* _Work to complete_: Look below. Copy each line that has "исторических" in it.

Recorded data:
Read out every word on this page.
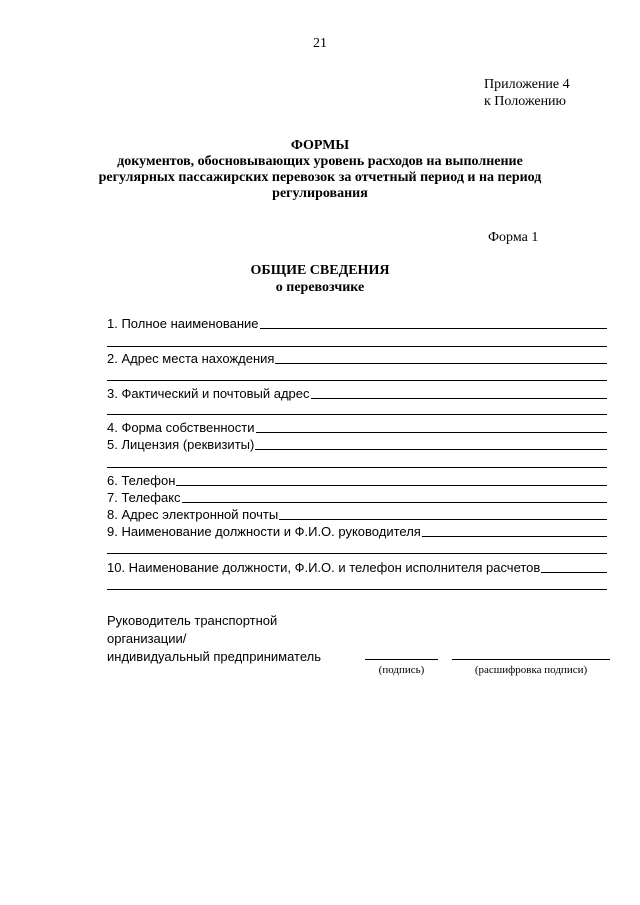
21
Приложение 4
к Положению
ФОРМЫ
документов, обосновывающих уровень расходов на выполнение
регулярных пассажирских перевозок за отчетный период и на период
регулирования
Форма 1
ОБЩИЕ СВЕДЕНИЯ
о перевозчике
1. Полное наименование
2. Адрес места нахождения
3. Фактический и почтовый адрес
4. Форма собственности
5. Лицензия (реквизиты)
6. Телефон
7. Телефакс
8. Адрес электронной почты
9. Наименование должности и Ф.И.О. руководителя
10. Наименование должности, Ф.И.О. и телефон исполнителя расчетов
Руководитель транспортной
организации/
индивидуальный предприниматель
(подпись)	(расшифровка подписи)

---

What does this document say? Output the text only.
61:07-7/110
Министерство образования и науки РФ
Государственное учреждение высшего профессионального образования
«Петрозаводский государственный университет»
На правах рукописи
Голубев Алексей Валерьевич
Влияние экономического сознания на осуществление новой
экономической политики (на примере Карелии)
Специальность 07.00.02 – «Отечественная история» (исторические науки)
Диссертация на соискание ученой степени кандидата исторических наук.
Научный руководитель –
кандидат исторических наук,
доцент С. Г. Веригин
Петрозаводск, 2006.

* _Solution to the exercise_:
Диссертация на соискание ученой степени кандидата исторических наук.
кандидат исторических наук,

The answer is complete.